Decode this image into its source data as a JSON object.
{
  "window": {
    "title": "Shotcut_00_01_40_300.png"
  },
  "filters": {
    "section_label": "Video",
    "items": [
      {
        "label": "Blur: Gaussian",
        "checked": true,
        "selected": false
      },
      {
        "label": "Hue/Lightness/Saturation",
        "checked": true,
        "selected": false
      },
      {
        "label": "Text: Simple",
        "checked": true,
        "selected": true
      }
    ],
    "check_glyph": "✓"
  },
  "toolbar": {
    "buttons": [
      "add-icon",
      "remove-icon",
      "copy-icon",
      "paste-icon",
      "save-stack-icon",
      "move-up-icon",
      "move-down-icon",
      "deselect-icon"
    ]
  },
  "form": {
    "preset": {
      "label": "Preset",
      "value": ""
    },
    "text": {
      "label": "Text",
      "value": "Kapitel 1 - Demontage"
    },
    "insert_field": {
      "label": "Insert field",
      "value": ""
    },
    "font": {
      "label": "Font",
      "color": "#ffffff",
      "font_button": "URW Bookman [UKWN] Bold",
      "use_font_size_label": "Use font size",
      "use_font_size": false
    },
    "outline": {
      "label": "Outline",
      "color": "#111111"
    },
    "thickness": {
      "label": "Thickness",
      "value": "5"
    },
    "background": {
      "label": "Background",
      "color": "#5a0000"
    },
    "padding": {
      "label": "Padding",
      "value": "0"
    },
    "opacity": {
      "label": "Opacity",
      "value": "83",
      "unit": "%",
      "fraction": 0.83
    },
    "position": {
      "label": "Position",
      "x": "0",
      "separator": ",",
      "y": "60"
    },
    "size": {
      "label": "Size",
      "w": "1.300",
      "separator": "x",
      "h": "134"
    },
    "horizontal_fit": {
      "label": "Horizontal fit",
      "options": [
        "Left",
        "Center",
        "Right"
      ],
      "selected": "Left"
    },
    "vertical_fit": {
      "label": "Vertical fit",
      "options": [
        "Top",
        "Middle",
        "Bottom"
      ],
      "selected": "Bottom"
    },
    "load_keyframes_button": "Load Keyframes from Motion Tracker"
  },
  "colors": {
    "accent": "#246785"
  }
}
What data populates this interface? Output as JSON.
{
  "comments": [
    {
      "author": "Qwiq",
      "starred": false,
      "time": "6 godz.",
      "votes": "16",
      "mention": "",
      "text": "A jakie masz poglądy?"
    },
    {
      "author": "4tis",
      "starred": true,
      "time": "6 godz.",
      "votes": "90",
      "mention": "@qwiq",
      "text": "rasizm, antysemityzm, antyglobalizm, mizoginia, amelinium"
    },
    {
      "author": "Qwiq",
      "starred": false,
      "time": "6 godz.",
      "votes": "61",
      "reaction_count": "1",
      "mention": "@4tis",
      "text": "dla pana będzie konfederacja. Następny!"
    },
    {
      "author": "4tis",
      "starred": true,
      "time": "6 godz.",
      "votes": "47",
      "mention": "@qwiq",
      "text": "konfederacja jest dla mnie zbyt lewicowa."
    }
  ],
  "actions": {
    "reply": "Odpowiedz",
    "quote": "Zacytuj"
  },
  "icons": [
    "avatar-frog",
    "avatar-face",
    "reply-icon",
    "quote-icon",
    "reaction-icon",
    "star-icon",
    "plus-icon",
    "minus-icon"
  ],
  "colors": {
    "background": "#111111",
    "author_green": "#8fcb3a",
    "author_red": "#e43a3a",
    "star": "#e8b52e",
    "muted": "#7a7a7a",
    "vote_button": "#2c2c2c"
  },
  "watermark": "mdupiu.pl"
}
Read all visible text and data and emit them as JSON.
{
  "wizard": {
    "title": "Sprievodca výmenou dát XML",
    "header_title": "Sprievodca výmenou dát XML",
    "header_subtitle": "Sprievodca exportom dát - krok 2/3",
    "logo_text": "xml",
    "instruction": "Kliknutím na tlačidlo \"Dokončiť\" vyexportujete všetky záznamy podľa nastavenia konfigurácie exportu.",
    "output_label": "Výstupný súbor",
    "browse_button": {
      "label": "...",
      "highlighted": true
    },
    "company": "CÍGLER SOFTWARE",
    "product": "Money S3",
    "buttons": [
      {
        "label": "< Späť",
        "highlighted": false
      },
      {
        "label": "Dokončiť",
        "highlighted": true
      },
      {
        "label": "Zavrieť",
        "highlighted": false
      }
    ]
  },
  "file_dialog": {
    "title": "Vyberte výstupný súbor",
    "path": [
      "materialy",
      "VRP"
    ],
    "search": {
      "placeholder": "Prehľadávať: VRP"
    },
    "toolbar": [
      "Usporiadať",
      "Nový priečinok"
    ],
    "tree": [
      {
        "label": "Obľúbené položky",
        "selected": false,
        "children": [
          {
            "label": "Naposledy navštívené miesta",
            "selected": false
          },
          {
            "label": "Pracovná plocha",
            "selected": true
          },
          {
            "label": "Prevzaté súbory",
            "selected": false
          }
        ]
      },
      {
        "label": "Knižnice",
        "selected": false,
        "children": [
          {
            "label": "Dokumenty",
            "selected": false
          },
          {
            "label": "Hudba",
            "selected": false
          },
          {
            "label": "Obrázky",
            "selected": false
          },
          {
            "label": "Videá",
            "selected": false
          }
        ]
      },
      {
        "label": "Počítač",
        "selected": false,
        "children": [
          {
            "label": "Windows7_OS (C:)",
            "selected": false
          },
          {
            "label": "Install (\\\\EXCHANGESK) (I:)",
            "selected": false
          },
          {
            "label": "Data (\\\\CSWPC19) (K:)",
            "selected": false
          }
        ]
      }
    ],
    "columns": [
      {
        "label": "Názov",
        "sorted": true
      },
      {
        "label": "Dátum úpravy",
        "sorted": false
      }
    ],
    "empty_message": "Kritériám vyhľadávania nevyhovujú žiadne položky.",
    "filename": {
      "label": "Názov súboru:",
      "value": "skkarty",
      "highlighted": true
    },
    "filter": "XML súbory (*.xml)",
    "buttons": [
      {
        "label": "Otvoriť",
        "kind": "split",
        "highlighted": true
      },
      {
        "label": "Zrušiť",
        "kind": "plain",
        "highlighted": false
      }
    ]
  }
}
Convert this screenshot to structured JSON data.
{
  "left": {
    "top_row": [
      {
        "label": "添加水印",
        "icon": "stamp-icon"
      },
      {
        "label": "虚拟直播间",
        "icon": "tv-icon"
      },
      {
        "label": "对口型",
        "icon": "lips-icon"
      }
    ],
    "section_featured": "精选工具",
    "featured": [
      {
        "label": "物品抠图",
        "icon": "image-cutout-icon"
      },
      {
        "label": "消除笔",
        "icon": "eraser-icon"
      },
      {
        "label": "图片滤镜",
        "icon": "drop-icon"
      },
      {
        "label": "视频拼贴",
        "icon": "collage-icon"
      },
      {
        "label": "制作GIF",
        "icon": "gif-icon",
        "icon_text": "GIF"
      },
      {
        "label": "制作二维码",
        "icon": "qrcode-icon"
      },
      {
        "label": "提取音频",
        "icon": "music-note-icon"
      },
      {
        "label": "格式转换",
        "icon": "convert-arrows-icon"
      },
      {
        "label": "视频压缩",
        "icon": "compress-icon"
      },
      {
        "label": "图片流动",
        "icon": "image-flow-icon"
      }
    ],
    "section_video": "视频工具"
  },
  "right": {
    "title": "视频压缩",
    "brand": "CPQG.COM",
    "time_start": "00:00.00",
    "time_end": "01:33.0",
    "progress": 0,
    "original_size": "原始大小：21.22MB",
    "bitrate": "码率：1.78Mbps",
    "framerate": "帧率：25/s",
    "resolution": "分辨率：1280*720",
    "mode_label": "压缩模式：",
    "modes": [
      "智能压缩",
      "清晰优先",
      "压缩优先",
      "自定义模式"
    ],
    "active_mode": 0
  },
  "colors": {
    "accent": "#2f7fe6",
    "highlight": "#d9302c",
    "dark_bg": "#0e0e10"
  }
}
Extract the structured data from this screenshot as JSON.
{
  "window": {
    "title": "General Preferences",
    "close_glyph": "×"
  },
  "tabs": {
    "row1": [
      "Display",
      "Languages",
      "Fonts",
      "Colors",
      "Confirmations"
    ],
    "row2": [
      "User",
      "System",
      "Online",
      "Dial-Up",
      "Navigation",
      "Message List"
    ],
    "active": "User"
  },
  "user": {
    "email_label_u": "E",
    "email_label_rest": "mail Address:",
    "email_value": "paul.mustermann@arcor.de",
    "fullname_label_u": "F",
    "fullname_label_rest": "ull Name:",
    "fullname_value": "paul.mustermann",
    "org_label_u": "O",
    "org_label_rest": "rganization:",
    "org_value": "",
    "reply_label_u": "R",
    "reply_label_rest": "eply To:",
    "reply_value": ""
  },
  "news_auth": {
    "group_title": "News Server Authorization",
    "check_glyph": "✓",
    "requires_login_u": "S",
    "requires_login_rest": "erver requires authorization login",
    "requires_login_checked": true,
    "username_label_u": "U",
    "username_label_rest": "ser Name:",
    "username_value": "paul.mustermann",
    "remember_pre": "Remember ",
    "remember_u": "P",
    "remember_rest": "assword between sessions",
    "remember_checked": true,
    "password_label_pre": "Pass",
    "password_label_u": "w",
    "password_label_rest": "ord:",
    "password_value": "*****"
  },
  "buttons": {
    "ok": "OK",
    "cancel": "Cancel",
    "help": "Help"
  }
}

........

_OBJECTIVE_. Look through the listing above. Pick out each line with "structured" and copy it.

_ANSWER FOR THIS EXERCISE_.
Convert this screenshot to structured JSON data.
Extract the structured data from this screenshot as JSON.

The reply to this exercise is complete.